**Document section**
--- Start ---
In [1]:
import pandas as pd
import numpy as np
from tld import get_tld
import tldextract
from tqdm.notebook import tqdm

import dask
import bz2
import json
import dask.dataframe as dd

In [2]:
path = "E:\\PycharmProject\\ada_project\\data\\speaker_attributes.parquet"

# load the speakers' qid data, 
wiki_data = pd.read_parquet(path, engine='pyarrow')
# we only takes speakers nationality, gender, and party into considerations.
wiki_data = wiki_data[['nationality','gender','party', 'id']]
wiki_data

Unnamed: 0,nationality,gender,party,id
0,"[Q161885, Q30]",[Q6581097],[Q327591],Q23
1,[Q145],[Q6581097],,Q42
2,[Q31],[Q6581097],,Q1868
3,[Q30],[Q6581097],[Q29468],Q207
4,[Q29],[Q6581097],,Q297
...,...,...,...,...
9055976,[Q30],[Q6581097],,Q106406560
9055977,[Q30],[Q6581097],,Q106406571
9055978,,[Q6581072],,Q106406588
9055979,,[Q6581072],,Q106406593


In [3]:
# extract urls domains, which could be used to obtain the news publishers.
def extract_domain(data):
    all_domains = []
    for idx, row in tqdm(data.iterrows()):  # for a single quotation
        domains = []
        for url in row['urls']:
            res=tldextract.extract(url)
            domain = res.domain
            domains.append(domain)
        all_domains.append(domains) 
    all_domains = pd.Series(all_domains)
--- End ---
**Given material**
--- Start ---
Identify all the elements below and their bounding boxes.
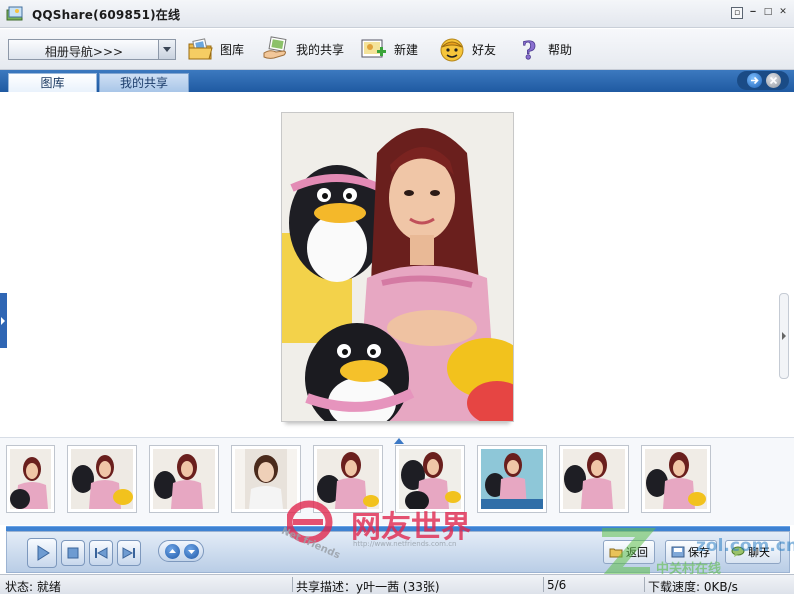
--- End ---
**What this task involves**
Reproduce the part of the pandas notebook from "# load the speakers'" to "party into considerations.".

**Answer to this task**
# load the speakers' qid data, 
wiki_data = pd.read_parquet(path, engine='pyarrow')
# we only takes speakers nationality, gender, and party into considerations.